RECORD LIST =
..............................
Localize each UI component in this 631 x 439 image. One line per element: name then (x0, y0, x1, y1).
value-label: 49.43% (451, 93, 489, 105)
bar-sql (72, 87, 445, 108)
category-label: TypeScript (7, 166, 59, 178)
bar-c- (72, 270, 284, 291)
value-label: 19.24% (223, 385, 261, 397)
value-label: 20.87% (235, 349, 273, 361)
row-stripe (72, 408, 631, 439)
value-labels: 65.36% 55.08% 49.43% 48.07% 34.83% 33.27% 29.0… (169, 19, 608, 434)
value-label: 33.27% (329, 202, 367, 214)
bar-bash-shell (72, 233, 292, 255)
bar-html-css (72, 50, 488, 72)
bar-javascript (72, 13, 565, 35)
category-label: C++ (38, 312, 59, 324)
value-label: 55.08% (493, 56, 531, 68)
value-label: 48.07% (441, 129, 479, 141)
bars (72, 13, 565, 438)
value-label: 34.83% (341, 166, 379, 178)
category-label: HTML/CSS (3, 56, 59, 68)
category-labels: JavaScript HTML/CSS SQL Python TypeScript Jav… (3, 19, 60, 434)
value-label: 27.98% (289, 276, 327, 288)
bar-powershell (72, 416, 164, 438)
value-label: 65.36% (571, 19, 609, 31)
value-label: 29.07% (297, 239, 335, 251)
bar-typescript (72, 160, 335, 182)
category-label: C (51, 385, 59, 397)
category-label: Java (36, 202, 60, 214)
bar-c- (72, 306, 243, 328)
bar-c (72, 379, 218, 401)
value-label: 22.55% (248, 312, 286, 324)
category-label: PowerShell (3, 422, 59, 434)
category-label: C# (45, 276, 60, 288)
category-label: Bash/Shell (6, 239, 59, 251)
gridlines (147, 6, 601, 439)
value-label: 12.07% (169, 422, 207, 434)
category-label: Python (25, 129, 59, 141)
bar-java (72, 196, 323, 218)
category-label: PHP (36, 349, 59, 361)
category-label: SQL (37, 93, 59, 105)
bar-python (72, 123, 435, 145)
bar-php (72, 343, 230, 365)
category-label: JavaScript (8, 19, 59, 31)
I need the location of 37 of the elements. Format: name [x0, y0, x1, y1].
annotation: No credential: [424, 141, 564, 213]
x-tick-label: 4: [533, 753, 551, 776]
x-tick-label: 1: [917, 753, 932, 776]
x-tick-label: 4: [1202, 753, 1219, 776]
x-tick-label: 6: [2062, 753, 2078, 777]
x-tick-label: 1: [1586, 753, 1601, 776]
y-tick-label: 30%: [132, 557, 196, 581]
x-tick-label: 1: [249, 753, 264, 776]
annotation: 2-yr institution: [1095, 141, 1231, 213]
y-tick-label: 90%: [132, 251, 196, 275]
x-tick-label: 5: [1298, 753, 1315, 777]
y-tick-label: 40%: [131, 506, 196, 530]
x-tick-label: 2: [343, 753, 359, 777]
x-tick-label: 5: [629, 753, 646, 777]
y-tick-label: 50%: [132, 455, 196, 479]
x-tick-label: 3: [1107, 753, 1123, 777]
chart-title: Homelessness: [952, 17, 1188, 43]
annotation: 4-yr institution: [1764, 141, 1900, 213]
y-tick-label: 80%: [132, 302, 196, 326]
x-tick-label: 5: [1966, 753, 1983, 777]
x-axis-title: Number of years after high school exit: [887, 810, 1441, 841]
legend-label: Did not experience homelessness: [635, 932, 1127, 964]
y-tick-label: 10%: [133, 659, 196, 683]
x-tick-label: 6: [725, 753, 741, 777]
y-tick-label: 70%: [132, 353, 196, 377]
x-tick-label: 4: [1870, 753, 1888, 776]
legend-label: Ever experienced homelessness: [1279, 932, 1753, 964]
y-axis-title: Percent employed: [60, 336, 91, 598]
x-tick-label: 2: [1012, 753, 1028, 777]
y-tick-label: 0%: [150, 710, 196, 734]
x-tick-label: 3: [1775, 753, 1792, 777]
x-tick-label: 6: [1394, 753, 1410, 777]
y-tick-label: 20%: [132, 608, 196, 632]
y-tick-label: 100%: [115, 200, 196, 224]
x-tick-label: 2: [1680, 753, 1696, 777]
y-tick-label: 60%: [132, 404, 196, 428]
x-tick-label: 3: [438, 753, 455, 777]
..............................
PROBLEM STATEMENT = Extract every row above and reproduce each one without any change.

TASK SOLUTION =
Localize each UI component in this 631 x 439 image. One line per element: name then (x0, y0, x1, y1).
value-label: 49.43% (451, 93, 489, 105)
bar-sql (72, 87, 445, 108)
category-label: TypeScript (7, 166, 59, 178)
bar-c- (72, 270, 284, 291)
value-label: 19.24% (223, 385, 261, 397)
value-label: 20.87% (235, 349, 273, 361)
row-stripe (72, 408, 631, 439)
value-labels: 65.36% 55.08% 49.43% 48.07% 34.83% 33.27% 29.0… (169, 19, 608, 434)
value-label: 33.27% (329, 202, 367, 214)
bar-bash-shell (72, 233, 292, 255)
bar-html-css (72, 50, 488, 72)
bar-javascript (72, 13, 565, 35)
category-label: C++ (38, 312, 59, 324)
value-label: 55.08% (493, 56, 531, 68)
value-label: 48.07% (441, 129, 479, 141)
bars (72, 13, 565, 438)
value-label: 34.83% (341, 166, 379, 178)
category-label: HTML/CSS (3, 56, 59, 68)
category-labels: JavaScript HTML/CSS SQL Python TypeScript Jav… (3, 19, 60, 434)
value-label: 27.98% (289, 276, 327, 288)
bar-powershell (72, 416, 164, 438)
value-label: 65.36% (571, 19, 609, 31)
value-label: 29.07% (297, 239, 335, 251)
bar-typescript (72, 160, 335, 182)
category-label: C (51, 385, 59, 397)
category-label: Java (36, 202, 60, 214)
bar-c- (72, 306, 243, 328)
bar-c (72, 379, 218, 401)
value-label: 22.55% (248, 312, 286, 324)
category-label: PowerShell (3, 422, 59, 434)
category-label: C# (45, 276, 60, 288)
category-label: Bash/Shell (6, 239, 59, 251)
gridlines (147, 6, 601, 439)
value-label: 12.07% (169, 422, 207, 434)
category-label: Python (25, 129, 59, 141)
bar-java (72, 196, 323, 218)
category-label: PHP (36, 349, 59, 361)
category-label: SQL (37, 93, 59, 105)
bar-python (72, 123, 435, 145)
bar-php (72, 343, 230, 365)
category-label: JavaScript (8, 19, 59, 31)
I need the location of 37 of the elements. Format: name [x0, y0, x1, y1].
annotation: No credential: [424, 141, 564, 213]
x-tick-label: 4: [533, 753, 551, 776]
x-tick-label: 1: [917, 753, 932, 776]
x-tick-label: 4: [1202, 753, 1219, 776]
x-tick-label: 6: [2062, 753, 2078, 777]
x-tick-label: 1: [1586, 753, 1601, 776]
y-tick-label: 30%: [132, 557, 196, 581]
x-tick-label: 1: [249, 753, 264, 776]
annotation: 2-yr institution: [1095, 141, 1231, 213]
y-tick-label: 90%: [132, 251, 196, 275]
x-tick-label: 5: [1298, 753, 1315, 777]
y-tick-label: 40%: [131, 506, 196, 530]
x-tick-label: 2: [343, 753, 359, 777]
x-tick-label: 5: [629, 753, 646, 777]
y-tick-label: 50%: [132, 455, 196, 479]
x-tick-label: 3: [1107, 753, 1123, 777]
chart-title: Homelessness: [952, 17, 1188, 43]
annotation: 4-yr institution: [1764, 141, 1900, 213]
y-tick-label: 80%: [132, 302, 196, 326]
x-tick-label: 5: [1966, 753, 1983, 777]
x-axis-title: Number of years after high school exit: [887, 810, 1441, 841]
legend-label: Did not experience homelessness: [635, 932, 1127, 964]
y-tick-label: 10%: [133, 659, 196, 683]
x-tick-label: 6: [725, 753, 741, 777]
y-tick-label: 70%: [132, 353, 196, 377]
x-tick-label: 4: [1870, 753, 1888, 776]
legend-label: Ever experienced homelessness: [1279, 932, 1753, 964]
y-axis-title: Percent employed: [60, 336, 91, 598]
x-tick-label: 2: [1012, 753, 1028, 777]
y-tick-label: 0%: [150, 710, 196, 734]
x-tick-label: 3: [1775, 753, 1792, 777]
x-tick-label: 6: [1394, 753, 1410, 777]
y-tick-label: 20%: [132, 608, 196, 632]
y-tick-label: 100%: [115, 200, 196, 224]
x-tick-label: 2: [1680, 753, 1696, 777]
y-tick-label: 60%: [132, 404, 196, 428]
x-tick-label: 3: [438, 753, 455, 777]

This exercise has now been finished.